Records follow. Pull out every line that contains "text".
------ GIVEN ENTRIES
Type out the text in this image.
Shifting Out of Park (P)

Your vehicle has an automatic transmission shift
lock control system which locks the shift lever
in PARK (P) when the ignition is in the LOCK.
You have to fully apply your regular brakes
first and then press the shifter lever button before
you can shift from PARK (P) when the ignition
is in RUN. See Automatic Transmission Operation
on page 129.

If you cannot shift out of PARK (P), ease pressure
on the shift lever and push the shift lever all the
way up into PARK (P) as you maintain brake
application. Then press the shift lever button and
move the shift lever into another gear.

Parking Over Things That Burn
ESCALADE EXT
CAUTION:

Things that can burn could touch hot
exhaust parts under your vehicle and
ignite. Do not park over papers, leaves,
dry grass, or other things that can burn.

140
------------
------ GIVEN ENTRIES
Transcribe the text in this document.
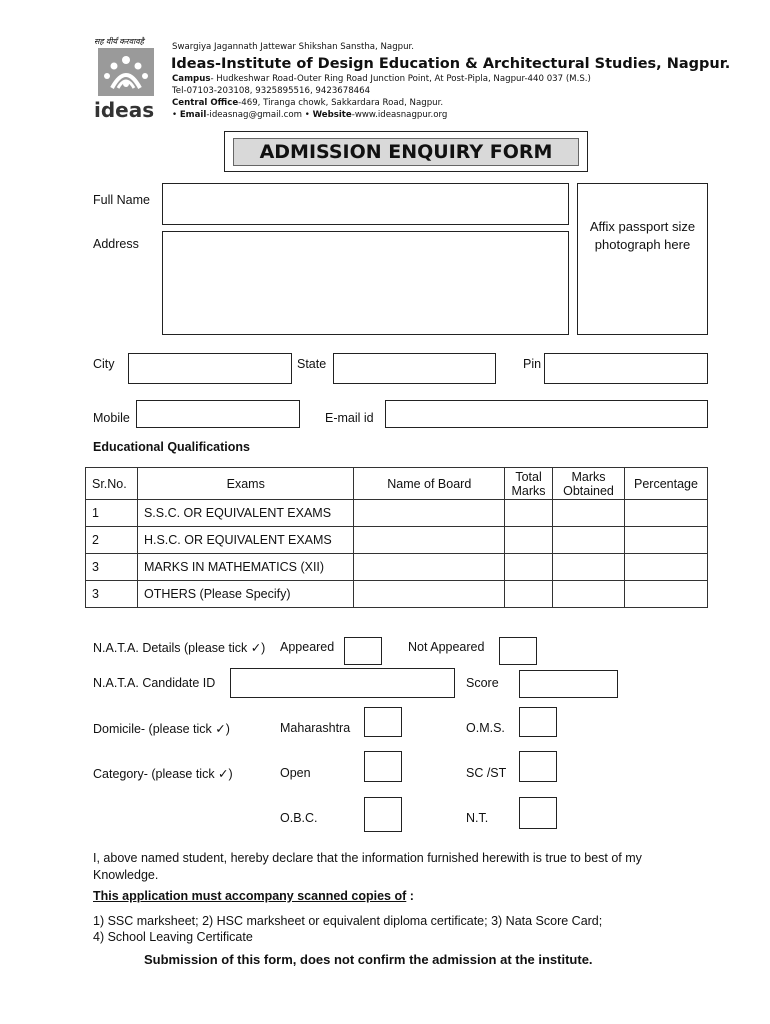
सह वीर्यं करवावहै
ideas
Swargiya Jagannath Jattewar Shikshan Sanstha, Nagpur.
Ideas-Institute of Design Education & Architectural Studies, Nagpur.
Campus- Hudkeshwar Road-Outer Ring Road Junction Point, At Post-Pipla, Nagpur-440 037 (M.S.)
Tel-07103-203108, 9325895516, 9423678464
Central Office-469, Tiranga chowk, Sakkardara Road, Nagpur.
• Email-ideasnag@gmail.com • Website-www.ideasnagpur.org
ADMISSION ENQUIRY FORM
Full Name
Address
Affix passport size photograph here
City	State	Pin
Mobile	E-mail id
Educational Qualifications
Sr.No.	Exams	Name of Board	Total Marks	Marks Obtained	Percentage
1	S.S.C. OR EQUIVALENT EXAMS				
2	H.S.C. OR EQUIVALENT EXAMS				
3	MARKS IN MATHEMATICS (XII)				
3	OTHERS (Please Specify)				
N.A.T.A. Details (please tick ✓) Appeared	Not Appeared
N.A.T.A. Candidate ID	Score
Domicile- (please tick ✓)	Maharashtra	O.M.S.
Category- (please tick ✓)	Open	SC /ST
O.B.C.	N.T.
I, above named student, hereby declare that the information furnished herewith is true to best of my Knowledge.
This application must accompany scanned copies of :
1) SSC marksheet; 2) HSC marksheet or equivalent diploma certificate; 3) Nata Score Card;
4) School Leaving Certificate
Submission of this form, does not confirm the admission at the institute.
------------
TASK OUTPUT:
Type out the text in this image.
Transcribe the text in this document.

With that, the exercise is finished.